[Begin RAW DATA]
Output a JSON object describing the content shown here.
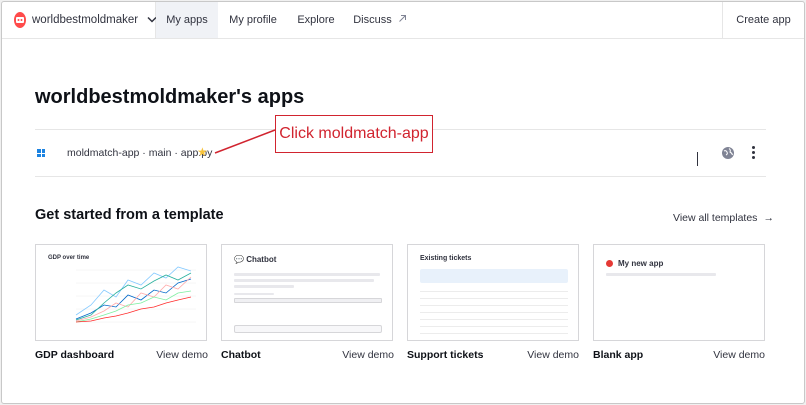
{
  "nav": {
    "workspace": "worldbestmoldmaker",
    "items": [
      "My apps",
      "My profile",
      "Explore",
      "Discuss"
    ],
    "create": "Create app"
  },
  "page": {
    "title": "worldbestmoldmaker's apps"
  },
  "app": {
    "name": "moldmatch-app · main · app.py"
  },
  "annotation": {
    "text": "Click moldmatch-app"
  },
  "templates": {
    "heading": "Get started from a template",
    "view_all": "View all templates",
    "cards": [
      {
        "label": "GDP dashboard",
        "demo": "View demo",
        "thumb_title": "GDP over time"
      },
      {
        "label": "Chatbot",
        "demo": "View demo",
        "thumb_title": "Chatbot"
      },
      {
        "label": "Support tickets",
        "demo": "View demo",
        "thumb_title": "Existing tickets"
      },
      {
        "label": "Blank app",
        "demo": "View demo",
        "thumb_title": "My new app"
      }
    ]
  },
  "colors": {
    "accent": "#ff4b4b",
    "annotation": "#d1242f",
    "link_blue": "#1c83e1",
    "star": "#f7c33b"
  },
  "icons": [
    "workspace-avatar-icon",
    "chevron-down-icon",
    "external-link-icon",
    "app-grid-icon",
    "star-icon",
    "globe-icon",
    "more-vertical-icon",
    "arrow-right-icon"
  ]
}
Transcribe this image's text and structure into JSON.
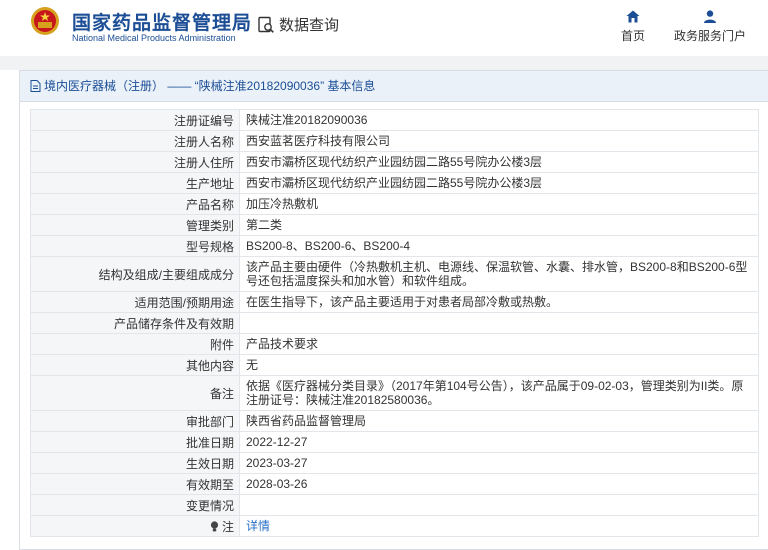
{
  "header": {
    "org_cn": "国家药品监督管理局",
    "org_en": "National Medical Products Administration",
    "db_query": "数据查询",
    "nav": [
      {
        "label": "首页",
        "icon": "home-icon"
      },
      {
        "label": "政务服务门户",
        "icon": "user-icon"
      }
    ]
  },
  "panel": {
    "title": "境内医疗器械（注册） —— “陕械注准20182090036” 基本信息"
  },
  "rows": [
    {
      "key": "注册证编号",
      "value": "陕械注准20182090036"
    },
    {
      "key": "注册人名称",
      "value": "西安蓝茗医疗科技有限公司"
    },
    {
      "key": "注册人住所",
      "value": "西安市灞桥区现代纺织产业园纺园二路55号院办公楼3层"
    },
    {
      "key": "生产地址",
      "value": "西安市灞桥区现代纺织产业园纺园二路55号院办公楼3层"
    },
    {
      "key": "产品名称",
      "value": "加压冷热敷机"
    },
    {
      "key": "管理类别",
      "value": "第二类"
    },
    {
      "key": "型号规格",
      "value": "BS200-8、BS200-6、BS200-4"
    },
    {
      "key": "结构及组成/主要组成成分",
      "value": "该产品主要由硬件（冷热敷机主机、电源线、保温软管、水囊、排水管，BS200-8和BS200-6型号还包括温度探头和加水管）和软件组成。"
    },
    {
      "key": "适用范围/预期用途",
      "value": "在医生指导下，该产品主要适用于对患者局部冷敷或热敷。"
    },
    {
      "key": "产品储存条件及有效期",
      "value": ""
    },
    {
      "key": "附件",
      "value": "产品技术要求"
    },
    {
      "key": "其他内容",
      "value": "无"
    },
    {
      "key": "备注",
      "value": "依据《医疗器械分类目录》（2017年第104号公告），该产品属于09-02-03，管理类别为II类。原注册证号：陕械注准20182580036。"
    },
    {
      "key": "审批部门",
      "value": "陕西省药品监督管理局"
    },
    {
      "key": "批准日期",
      "value": "2022-12-27"
    },
    {
      "key": "生效日期",
      "value": "2023-03-27"
    },
    {
      "key": "有效期至",
      "value": "2028-03-26"
    },
    {
      "key": "变更情况",
      "value": ""
    }
  ],
  "note": {
    "key": "注",
    "link": "详情",
    "icon": "bulb-icon"
  },
  "colors": {
    "brand": "#1c4e96",
    "link": "#2a6fc9",
    "title_bg": "#eaf1f9",
    "key_bg": "#f5f6f8"
  }
}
[End RAW DATA]
TASK TO CARRY OUT: Extract every line above containing the word "tickets".

ANSWER TO THIS EXERCISE:
        "label": "Support tickets",
        "thumb_title": "Existing tickets"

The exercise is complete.